# INPUT
• • •

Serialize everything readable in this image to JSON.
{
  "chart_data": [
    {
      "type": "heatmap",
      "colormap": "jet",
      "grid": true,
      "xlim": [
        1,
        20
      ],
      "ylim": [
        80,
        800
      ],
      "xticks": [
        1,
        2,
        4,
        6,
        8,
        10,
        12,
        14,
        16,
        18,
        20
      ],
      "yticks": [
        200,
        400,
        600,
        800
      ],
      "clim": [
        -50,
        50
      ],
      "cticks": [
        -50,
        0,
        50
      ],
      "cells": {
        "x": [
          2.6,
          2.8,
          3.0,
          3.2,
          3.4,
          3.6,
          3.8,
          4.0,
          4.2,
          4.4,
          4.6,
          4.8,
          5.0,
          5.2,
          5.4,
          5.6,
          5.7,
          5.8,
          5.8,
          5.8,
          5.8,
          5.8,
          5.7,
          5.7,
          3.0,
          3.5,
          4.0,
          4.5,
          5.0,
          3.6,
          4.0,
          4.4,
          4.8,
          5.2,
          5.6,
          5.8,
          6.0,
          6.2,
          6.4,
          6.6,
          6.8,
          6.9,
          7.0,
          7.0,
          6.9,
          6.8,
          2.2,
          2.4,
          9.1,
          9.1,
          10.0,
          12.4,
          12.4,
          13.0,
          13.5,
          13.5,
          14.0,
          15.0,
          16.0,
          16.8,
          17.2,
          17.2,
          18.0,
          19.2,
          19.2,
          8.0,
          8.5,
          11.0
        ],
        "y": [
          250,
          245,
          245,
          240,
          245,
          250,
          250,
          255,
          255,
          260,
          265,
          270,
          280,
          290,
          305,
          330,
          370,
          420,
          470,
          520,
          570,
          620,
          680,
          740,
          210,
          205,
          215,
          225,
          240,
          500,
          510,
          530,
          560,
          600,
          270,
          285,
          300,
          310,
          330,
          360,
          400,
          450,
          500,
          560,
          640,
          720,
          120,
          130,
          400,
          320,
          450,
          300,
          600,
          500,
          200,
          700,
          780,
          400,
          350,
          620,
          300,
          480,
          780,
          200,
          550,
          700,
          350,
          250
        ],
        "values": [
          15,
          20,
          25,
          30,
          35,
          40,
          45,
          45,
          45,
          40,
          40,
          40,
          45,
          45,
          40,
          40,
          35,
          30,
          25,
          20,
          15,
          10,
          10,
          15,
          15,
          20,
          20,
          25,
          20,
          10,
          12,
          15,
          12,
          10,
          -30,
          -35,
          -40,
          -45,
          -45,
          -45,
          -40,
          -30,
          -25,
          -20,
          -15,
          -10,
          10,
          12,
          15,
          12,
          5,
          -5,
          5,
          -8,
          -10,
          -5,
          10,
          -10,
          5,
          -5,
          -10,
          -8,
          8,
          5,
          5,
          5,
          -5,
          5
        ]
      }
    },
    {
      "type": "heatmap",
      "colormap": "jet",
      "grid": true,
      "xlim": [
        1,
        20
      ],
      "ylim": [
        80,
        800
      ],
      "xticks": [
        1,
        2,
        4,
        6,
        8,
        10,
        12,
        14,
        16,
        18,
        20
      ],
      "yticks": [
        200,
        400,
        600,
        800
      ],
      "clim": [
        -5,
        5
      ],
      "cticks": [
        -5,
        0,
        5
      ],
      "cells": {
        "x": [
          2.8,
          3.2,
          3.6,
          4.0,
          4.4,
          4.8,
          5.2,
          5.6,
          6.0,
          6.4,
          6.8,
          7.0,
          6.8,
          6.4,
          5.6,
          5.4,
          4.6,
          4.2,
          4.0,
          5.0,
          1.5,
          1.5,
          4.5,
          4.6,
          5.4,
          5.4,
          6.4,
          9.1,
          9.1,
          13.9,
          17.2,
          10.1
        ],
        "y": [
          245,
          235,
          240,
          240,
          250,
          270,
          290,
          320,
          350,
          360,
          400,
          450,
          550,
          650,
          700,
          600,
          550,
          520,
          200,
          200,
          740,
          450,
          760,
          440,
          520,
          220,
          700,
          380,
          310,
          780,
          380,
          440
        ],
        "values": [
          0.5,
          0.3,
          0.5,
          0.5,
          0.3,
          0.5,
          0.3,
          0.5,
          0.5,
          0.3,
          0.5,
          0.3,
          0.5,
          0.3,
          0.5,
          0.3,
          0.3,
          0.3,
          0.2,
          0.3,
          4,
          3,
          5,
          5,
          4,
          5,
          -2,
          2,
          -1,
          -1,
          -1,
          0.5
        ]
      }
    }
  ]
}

• • •

# EXERCISE
Reproduce all of the entries word for word.

# RESULT OF THIS EXERCISE
Serialize everything readable in this image to JSON.
{
  "chart_data": [
    {
      "type": "heatmap",
      "colormap": "jet",
      "grid": true,
      "xlim": [
        1,
        20
      ],
      "ylim": [
        80,
        800
      ],
      "xticks": [
        1,
        2,
        4,
        6,
        8,
        10,
        12,
        14,
        16,
        18,
        20
      ],
      "yticks": [
        200,
        400,
        600,
        800
      ],
      "clim": [
        -50,
        50
      ],
      "cticks": [
        -50,
        0,
        50
      ],
      "cells": {
        "x": [
          2.6,
          2.8,
          3.0,
          3.2,
          3.4,
          3.6,
          3.8,
          4.0,
          4.2,
          4.4,
          4.6,
          4.8,
          5.0,
          5.2,
          5.4,
          5.6,
          5.7,
          5.8,
          5.8,
          5.8,
          5.8,
          5.8,
          5.7,
          5.7,
          3.0,
          3.5,
          4.0,
          4.5,
          5.0,
          3.6,
          4.0,
          4.4,
          4.8,
          5.2,
          5.6,
          5.8,
          6.0,
          6.2,
          6.4,
          6.6,
          6.8,
          6.9,
          7.0,
          7.0,
          6.9,
          6.8,
          2.2,
          2.4,
          9.1,
          9.1,
          10.0,
          12.4,
          12.4,
          13.0,
          13.5,
          13.5,
          14.0,
          15.0,
          16.0,
          16.8,
          17.2,
          17.2,
          18.0,
          19.2,
          19.2,
          8.0,
          8.5,
          11.0
        ],
        "y": [
          250,
          245,
          245,
          240,
          245,
          250,
          250,
          255,
          255,
          260,
          265,
          270,
          280,
          290,
          305,
          330,
          370,
          420,
          470,
          520,
          570,
          620,
          680,
          740,
          210,
          205,
          215,
          225,
          240,
          500,
          510,
          530,
          560,
          600,
          270,
          285,
          300,
          310,
          330,
          360,
          400,
          450,
          500,
          560,
          640,
          720,
          120,
          130,
          400,
          320,
          450,
          300,
          600,
          500,
          200,
          700,
          780,
          400,
          350,
          620,
          300,
          480,
          780,
          200,
          550,
          700,
          350,
          250
        ],
        "values": [
          15,
          20,
          25,
          30,
          35,
          40,
          45,
          45,
          45,
          40,
          40,
          40,
          45,
          45,
          40,
          40,
          35,
          30,
          25,
          20,
          15,
          10,
          10,
          15,
          15,
          20,
          20,
          25,
          20,
          10,
          12,
          15,
          12,
          10,
          -30,
          -35,
          -40,
          -45,
          -45,
          -45,
          -40,
          -30,
          -25,
          -20,
          -15,
          -10,
          10,
          12,
          15,
          12,
          5,
          -5,
          5,
          -8,
          -10,
          -5,
          10,
          -10,
          5,
          -5,
          -10,
          -8,
          8,
          5,
          5,
          5,
          -5,
          5
        ]
      }
    },
    {
      "type": "heatmap",
      "colormap": "jet",
      "grid": true,
      "xlim": [
        1,
        20
      ],
      "ylim": [
        80,
        800
      ],
      "xticks": [
        1,
        2,
        4,
        6,
        8,
        10,
        12,
        14,
        16,
        18,
        20
      ],
      "yticks": [
        200,
        400,
        600,
        800
      ],
      "clim": [
        -5,
        5
      ],
      "cticks": [
        -5,
        0,
        5
      ],
      "cells": {
        "x": [
          2.8,
          3.2,
          3.6,
          4.0,
          4.4,
          4.8,
          5.2,
          5.6,
          6.0,
          6.4,
          6.8,
          7.0,
          6.8,
          6.4,
          5.6,
          5.4,
          4.6,
          4.2,
          4.0,
          5.0,
          1.5,
          1.5,
          4.5,
          4.6,
          5.4,
          5.4,
          6.4,
          9.1,
          9.1,
          13.9,
          17.2,
          10.1
        ],
        "y": [
          245,
          235,
          240,
          240,
          250,
          270,
          290,
          320,
          350,
          360,
          400,
          450,
          550,
          650,
          700,
          600,
          550,
          520,
          200,
          200,
          740,
          450,
          760,
          440,
          520,
          220,
          700,
          380,
          310,
          780,
          380,
          440
        ],
        "values": [
          0.5,
          0.3,
          0.5,
          0.5,
          0.3,
          0.5,
          0.3,
          0.5,
          0.5,
          0.3,
          0.5,
          0.3,
          0.5,
          0.3,
          0.5,
          0.3,
          0.3,
          0.3,
          0.2,
          0.3,
          4,
          3,
          5,
          5,
          4,
          5,
          -2,
          2,
          -1,
          -1,
          -1,
          0.5
        ]
      }
    }
  ]
}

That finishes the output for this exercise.